Exercise instructions: Write each entry out again exactly, with nothing omitted.
*** Given data Section Begins ***
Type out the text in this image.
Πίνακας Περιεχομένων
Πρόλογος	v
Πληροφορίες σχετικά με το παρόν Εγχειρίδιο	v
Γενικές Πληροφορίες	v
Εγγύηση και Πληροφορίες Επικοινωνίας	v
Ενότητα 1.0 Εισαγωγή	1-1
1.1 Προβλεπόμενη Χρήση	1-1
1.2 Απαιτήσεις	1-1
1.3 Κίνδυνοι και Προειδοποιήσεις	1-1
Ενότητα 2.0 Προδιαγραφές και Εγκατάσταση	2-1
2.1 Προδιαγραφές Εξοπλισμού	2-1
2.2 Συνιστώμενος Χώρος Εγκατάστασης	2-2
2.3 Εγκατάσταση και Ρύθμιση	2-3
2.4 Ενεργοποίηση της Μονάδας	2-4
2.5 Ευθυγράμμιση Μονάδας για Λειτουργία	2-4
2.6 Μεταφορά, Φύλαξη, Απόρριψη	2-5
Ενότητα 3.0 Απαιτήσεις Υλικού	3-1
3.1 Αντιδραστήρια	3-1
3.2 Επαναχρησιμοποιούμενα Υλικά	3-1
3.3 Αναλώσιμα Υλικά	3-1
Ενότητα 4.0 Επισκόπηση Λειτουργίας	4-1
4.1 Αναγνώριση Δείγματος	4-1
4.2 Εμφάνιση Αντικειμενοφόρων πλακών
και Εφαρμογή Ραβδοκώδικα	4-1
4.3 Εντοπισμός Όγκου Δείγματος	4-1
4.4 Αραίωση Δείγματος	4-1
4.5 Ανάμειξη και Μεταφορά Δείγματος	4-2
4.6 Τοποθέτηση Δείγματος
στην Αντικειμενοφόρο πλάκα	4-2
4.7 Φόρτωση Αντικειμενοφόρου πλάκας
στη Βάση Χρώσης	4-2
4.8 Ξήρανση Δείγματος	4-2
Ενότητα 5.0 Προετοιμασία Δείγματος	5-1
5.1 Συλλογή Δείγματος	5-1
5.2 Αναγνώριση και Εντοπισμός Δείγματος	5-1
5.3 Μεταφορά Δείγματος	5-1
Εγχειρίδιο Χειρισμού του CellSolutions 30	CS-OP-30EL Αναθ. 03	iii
*** Given data Section Ends ***
Answer to this problem:
Type out the text in this image.
Πίνακας Περιεχομένων
Πρόλογος	v
Πληροφορίες σχετικά με το παρόν Εγχειρίδιο	v
Γενικές Πληροφορίες	v
Εγγύηση και Πληροφορίες Επικοινωνίας	v
Ενότητα 1.0 Εισαγωγή	1-1
1.1 Προβλεπόμενη Χρήση	1-1
1.2 Απαιτήσεις	1-1
1.3 Κίνδυνοι και Προειδοποιήσεις	1-1
Ενότητα 2.0 Προδιαγραφές και Εγκατάσταση	2-1
2.1 Προδιαγραφές Εξοπλισμού	2-1
2.2 Συνιστώμενος Χώρος Εγκατάστασης	2-2
2.3 Εγκατάσταση και Ρύθμιση	2-3
2.4 Ενεργοποίηση της Μονάδας	2-4
2.5 Ευθυγράμμιση Μονάδας για Λειτουργία	2-4
2.6 Μεταφορά, Φύλαξη, Απόρριψη	2-5
Ενότητα 3.0 Απαιτήσεις Υλικού	3-1
3.1 Αντιδραστήρια	3-1
3.2 Επαναχρησιμοποιούμενα Υλικά	3-1
3.3 Αναλώσιμα Υλικά	3-1
Ενότητα 4.0 Επισκόπηση Λειτουργίας	4-1
4.1 Αναγνώριση Δείγματος	4-1
4.2 Εμφάνιση Αντικειμενοφόρων πλακών
και Εφαρμογή Ραβδοκώδικα	4-1
4.3 Εντοπισμός Όγκου Δείγματος	4-1
4.4 Αραίωση Δείγματος	4-1
4.5 Ανάμειξη και Μεταφορά Δείγματος	4-2
4.6 Τοποθέτηση Δείγματος
στην Αντικειμενοφόρο πλάκα	4-2
4.7 Φόρτωση Αντικειμενοφόρου πλάκας
στη Βάση Χρώσης	4-2
4.8 Ξήρανση Δείγματος	4-2
Ενότητα 5.0 Προετοιμασία Δείγματος	5-1
5.1 Συλλογή Δείγματος	5-1
5.2 Αναγνώριση και Εντοπισμός Δείγματος	5-1
5.3 Μεταφορά Δείγματος	5-1
Εγχειρίδιο Χειρισμού του CellSolutions 30	CS-OP-30EL Αναθ. 03	iii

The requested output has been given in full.